DATA IN THIS EXERCISE =>
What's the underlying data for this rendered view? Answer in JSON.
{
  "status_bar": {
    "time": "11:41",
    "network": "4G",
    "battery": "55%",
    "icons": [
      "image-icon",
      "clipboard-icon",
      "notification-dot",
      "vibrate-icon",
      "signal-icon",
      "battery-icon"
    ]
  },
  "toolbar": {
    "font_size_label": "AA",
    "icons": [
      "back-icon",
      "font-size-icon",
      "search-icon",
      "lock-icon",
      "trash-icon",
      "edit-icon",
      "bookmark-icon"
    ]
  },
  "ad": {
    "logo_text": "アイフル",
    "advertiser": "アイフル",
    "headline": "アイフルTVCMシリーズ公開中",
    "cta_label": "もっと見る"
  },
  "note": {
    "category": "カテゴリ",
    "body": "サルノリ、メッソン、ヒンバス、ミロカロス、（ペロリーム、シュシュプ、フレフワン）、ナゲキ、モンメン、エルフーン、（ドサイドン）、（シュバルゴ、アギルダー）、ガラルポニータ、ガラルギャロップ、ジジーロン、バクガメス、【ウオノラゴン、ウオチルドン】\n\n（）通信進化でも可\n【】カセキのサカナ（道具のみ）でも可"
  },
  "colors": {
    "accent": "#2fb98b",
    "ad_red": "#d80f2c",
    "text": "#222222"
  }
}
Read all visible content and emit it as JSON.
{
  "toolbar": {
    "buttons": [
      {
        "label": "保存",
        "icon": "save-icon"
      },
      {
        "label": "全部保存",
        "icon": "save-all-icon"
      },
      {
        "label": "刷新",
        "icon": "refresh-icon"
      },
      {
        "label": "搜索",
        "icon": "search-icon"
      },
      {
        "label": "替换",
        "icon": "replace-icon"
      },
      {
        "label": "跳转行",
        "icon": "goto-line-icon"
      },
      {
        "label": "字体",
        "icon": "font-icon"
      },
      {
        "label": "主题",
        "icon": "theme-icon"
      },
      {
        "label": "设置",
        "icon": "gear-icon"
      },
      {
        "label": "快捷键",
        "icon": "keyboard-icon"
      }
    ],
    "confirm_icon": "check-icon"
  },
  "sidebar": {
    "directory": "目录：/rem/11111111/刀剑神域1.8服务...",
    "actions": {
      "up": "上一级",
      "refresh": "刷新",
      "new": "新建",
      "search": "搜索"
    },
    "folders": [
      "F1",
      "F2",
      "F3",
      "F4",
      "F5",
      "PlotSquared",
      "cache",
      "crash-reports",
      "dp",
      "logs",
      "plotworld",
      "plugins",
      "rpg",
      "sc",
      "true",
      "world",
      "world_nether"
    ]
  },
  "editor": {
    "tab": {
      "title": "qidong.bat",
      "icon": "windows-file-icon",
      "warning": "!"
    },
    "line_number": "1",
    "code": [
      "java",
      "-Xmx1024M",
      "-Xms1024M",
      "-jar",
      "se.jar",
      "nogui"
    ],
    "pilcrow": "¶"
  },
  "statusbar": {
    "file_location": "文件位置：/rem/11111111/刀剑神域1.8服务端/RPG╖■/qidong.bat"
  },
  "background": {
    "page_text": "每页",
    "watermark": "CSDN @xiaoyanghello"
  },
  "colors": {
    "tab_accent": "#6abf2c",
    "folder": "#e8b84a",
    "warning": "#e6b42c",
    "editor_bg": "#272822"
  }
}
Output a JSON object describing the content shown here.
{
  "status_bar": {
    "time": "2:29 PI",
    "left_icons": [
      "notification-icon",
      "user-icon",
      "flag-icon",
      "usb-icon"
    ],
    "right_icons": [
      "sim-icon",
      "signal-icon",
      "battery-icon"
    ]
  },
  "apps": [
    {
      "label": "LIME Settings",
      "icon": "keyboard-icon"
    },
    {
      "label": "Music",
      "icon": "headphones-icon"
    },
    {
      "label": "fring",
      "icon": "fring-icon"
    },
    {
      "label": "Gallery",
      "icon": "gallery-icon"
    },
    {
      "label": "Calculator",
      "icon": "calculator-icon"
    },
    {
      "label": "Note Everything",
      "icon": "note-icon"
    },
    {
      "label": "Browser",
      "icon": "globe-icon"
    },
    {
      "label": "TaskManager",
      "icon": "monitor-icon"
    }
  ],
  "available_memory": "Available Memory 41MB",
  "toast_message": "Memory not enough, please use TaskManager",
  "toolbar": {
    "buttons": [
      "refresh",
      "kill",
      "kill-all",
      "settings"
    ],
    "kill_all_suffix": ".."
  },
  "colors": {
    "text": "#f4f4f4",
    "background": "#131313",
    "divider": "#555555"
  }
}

INSTRUCTIONS FOR THE TASK =>
Reproduce the records in full, exactly as written.

REPLY TO THE EXERCISE =>
What's the underlying data for this rendered view? Answer in JSON.
{
  "status_bar": {
    "time": "11:41",
    "network": "4G",
    "battery": "55%",
    "icons": [
      "image-icon",
      "clipboard-icon",
      "notification-dot",
      "vibrate-icon",
      "signal-icon",
      "battery-icon"
    ]
  },
  "toolbar": {
    "font_size_label": "AA",
    "icons": [
      "back-icon",
      "font-size-icon",
      "search-icon",
      "lock-icon",
      "trash-icon",
      "edit-icon",
      "bookmark-icon"
    ]
  },
  "ad": {
    "logo_text": "アイフル",
    "advertiser": "アイフル",
    "headline": "アイフルTVCMシリーズ公開中",
    "cta_label": "もっと見る"
  },
  "note": {
    "category": "カテゴリ",
    "body": "サルノリ、メッソン、ヒンバス、ミロカロス、（ペロリーム、シュシュプ、フレフワン）、ナゲキ、モンメン、エルフーン、（ドサイドン）、（シュバルゴ、アギルダー）、ガラルポニータ、ガラルギャロップ、ジジーロン、バクガメス、【ウオノラゴン、ウオチルドン】\n\n（）通信進化でも可\n【】カセキのサカナ（道具のみ）でも可"
  },
  "colors": {
    "accent": "#2fb98b",
    "ad_red": "#d80f2c",
    "text": "#222222"
  }
}
Read all visible content and emit it as JSON.
{
  "toolbar": {
    "buttons": [
      {
        "label": "保存",
        "icon": "save-icon"
      },
      {
        "label": "全部保存",
        "icon": "save-all-icon"
      },
      {
        "label": "刷新",
        "icon": "refresh-icon"
      },
      {
        "label": "搜索",
        "icon": "search-icon"
      },
      {
        "label": "替换",
        "icon": "replace-icon"
      },
      {
        "label": "跳转行",
        "icon": "goto-line-icon"
      },
      {
        "label": "字体",
        "icon": "font-icon"
      },
      {
        "label": "主题",
        "icon": "theme-icon"
      },
      {
        "label": "设置",
        "icon": "gear-icon"
      },
      {
        "label": "快捷键",
        "icon": "keyboard-icon"
      }
    ],
    "confirm_icon": "check-icon"
  },
  "sidebar": {
    "directory": "目录：/rem/11111111/刀剑神域1.8服务...",
    "actions": {
      "up": "上一级",
      "refresh": "刷新",
      "new": "新建",
      "search": "搜索"
    },
    "folders": [
      "F1",
      "F2",
      "F3",
      "F4",
      "F5",
      "PlotSquared",
      "cache",
      "crash-reports",
      "dp",
      "logs",
      "plotworld",
      "plugins",
      "rpg",
      "sc",
      "true",
      "world",
      "world_nether"
    ]
  },
  "editor": {
    "tab": {
      "title": "qidong.bat",
      "icon": "windows-file-icon",
      "warning": "!"
    },
    "line_number": "1",
    "code": [
      "java",
      "-Xmx1024M",
      "-Xms1024M",
      "-jar",
      "se.jar",
      "nogui"
    ],
    "pilcrow": "¶"
  },
  "statusbar": {
    "file_location": "文件位置：/rem/11111111/刀剑神域1.8服务端/RPG╖■/qidong.bat"
  },
  "background": {
    "page_text": "每页",
    "watermark": "CSDN @xiaoyanghello"
  },
  "colors": {
    "tab_accent": "#6abf2c",
    "folder": "#e8b84a",
    "warning": "#e6b42c",
    "editor_bg": "#272822"
  }
}
Output a JSON object describing the content shown here.
{
  "status_bar": {
    "time": "2:29 PI",
    "left_icons": [
      "notification-icon",
      "user-icon",
      "flag-icon",
      "usb-icon"
    ],
    "right_icons": [
      "sim-icon",
      "signal-icon",
      "battery-icon"
    ]
  },
  "apps": [
    {
      "label": "LIME Settings",
      "icon": "keyboard-icon"
    },
    {
      "label": "Music",
      "icon": "headphones-icon"
    },
    {
      "label": "fring",
      "icon": "fring-icon"
    },
    {
      "label": "Gallery",
      "icon": "gallery-icon"
    },
    {
      "label": "Calculator",
      "icon": "calculator-icon"
    },
    {
      "label": "Note Everything",
      "icon": "note-icon"
    },
    {
      "label": "Browser",
      "icon": "globe-icon"
    },
    {
      "label": "TaskManager",
      "icon": "monitor-icon"
    }
  ],
  "available_memory": "Available Memory 41MB",
  "toast_message": "Memory not enough, please use TaskManager",
  "toolbar": {
    "buttons": [
      "refresh",
      "kill",
      "kill-all",
      "settings"
    ],
    "kill_all_suffix": ".."
  },
  "colors": {
    "text": "#f4f4f4",
    "background": "#131313",
    "divider": "#555555"
  }
}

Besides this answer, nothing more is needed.